___ RECORDED DATA
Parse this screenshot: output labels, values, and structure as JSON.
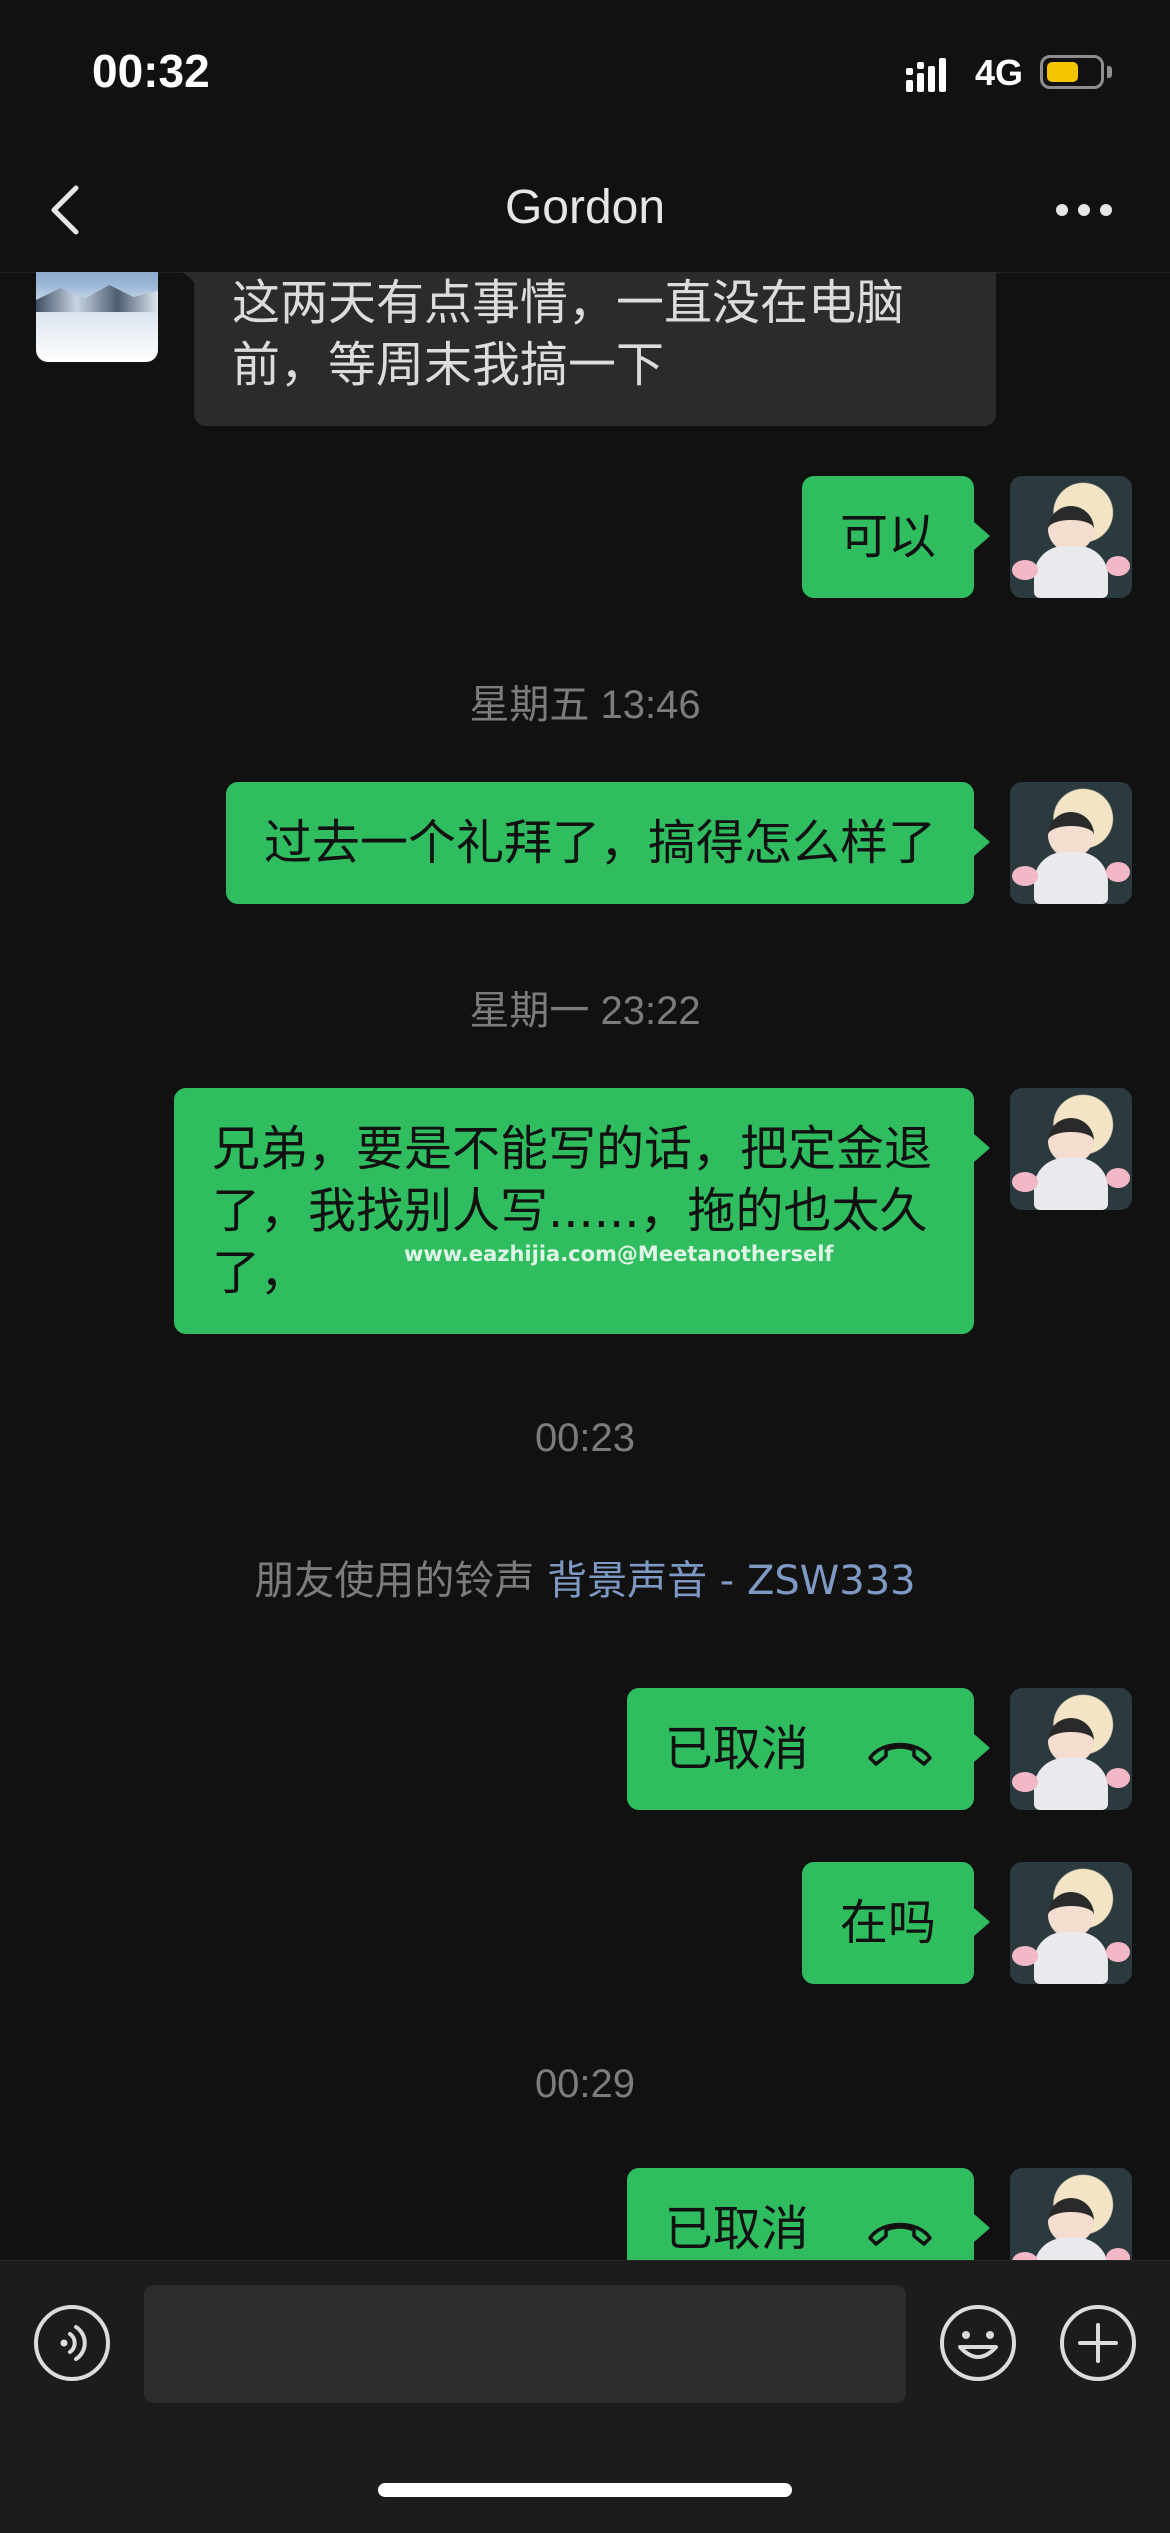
{
  "status_bar": {
    "time": "00:32",
    "network": "4G",
    "battery_level": 0.62,
    "battery_color": "#f5c400"
  },
  "nav": {
    "title": "Gordon",
    "back_icon": "chevron-left-icon",
    "more_icon": "more-horizontal-icon"
  },
  "messages": [
    {
      "sender": "friend",
      "text": "这两天有点事情，一直没在电脑前，等周末我搞一下"
    },
    {
      "sender": "me",
      "text": "可以"
    },
    {
      "type": "timestamp",
      "text": "星期五 13:46"
    },
    {
      "sender": "me",
      "text": "过去一个礼拜了，搞得怎么样了"
    },
    {
      "type": "timestamp",
      "text": "星期一 23:22"
    },
    {
      "sender": "me",
      "text": "兄弟，要是不能写的话，把定金退了，我找别人写......，拖的也太久了，",
      "watermark": "www.eazhijia.com@Meetanotherself"
    },
    {
      "type": "timestamp",
      "text": "00:23"
    },
    {
      "type": "system",
      "prefix": "朋友使用的铃声",
      "link": "背景声音 - ZSW333"
    },
    {
      "sender": "me",
      "type": "call",
      "text": "已取消",
      "icon": "phone-hangup-icon"
    },
    {
      "sender": "me",
      "text": "在吗"
    },
    {
      "type": "timestamp",
      "text": "00:29"
    },
    {
      "sender": "me",
      "type": "call",
      "text": "已取消",
      "icon": "phone-hangup-icon"
    }
  ],
  "input_bar": {
    "voice_icon": "voice-icon",
    "placeholder": "",
    "emoji_icon": "emoji-icon",
    "plus_icon": "plus-icon"
  },
  "colors": {
    "background": "#111111",
    "bubble_me": "#2fbd5f",
    "bubble_friend": "#2b2b2b",
    "link": "#7e9ac4"
  }
}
______
**SET EXERCISE**
Copy each line in full and exactly, omitting any picture.

**ANSWER FOR THIS EXERCISE**
Parse this screenshot: output labels, values, and structure as JSON.
{
  "status_bar": {
    "time": "00:32",
    "network": "4G",
    "battery_level": 0.62,
    "battery_color": "#f5c400"
  },
  "nav": {
    "title": "Gordon",
    "back_icon": "chevron-left-icon",
    "more_icon": "more-horizontal-icon"
  },
  "messages": [
    {
      "sender": "friend",
      "text": "这两天有点事情，一直没在电脑前，等周末我搞一下"
    },
    {
      "sender": "me",
      "text": "可以"
    },
    {
      "type": "timestamp",
      "text": "星期五 13:46"
    },
    {
      "sender": "me",
      "text": "过去一个礼拜了，搞得怎么样了"
    },
    {
      "type": "timestamp",
      "text": "星期一 23:22"
    },
    {
      "sender": "me",
      "text": "兄弟，要是不能写的话，把定金退了，我找别人写......，拖的也太久了，",
      "watermark": "www.eazhijia.com@Meetanotherself"
    },
    {
      "type": "timestamp",
      "text": "00:23"
    },
    {
      "type": "system",
      "prefix": "朋友使用的铃声",
      "link": "背景声音 - ZSW333"
    },
    {
      "sender": "me",
      "type": "call",
      "text": "已取消",
      "icon": "phone-hangup-icon"
    },
    {
      "sender": "me",
      "text": "在吗"
    },
    {
      "type": "timestamp",
      "text": "00:29"
    },
    {
      "sender": "me",
      "type": "call",
      "text": "已取消",
      "icon": "phone-hangup-icon"
    }
  ],
  "input_bar": {
    "voice_icon": "voice-icon",
    "placeholder": "",
    "emoji_icon": "emoji-icon",
    "plus_icon": "plus-icon"
  },
  "colors": {
    "background": "#111111",
    "bubble_me": "#2fbd5f",
    "bubble_friend": "#2b2b2b",
    "link": "#7e9ac4"
  }
}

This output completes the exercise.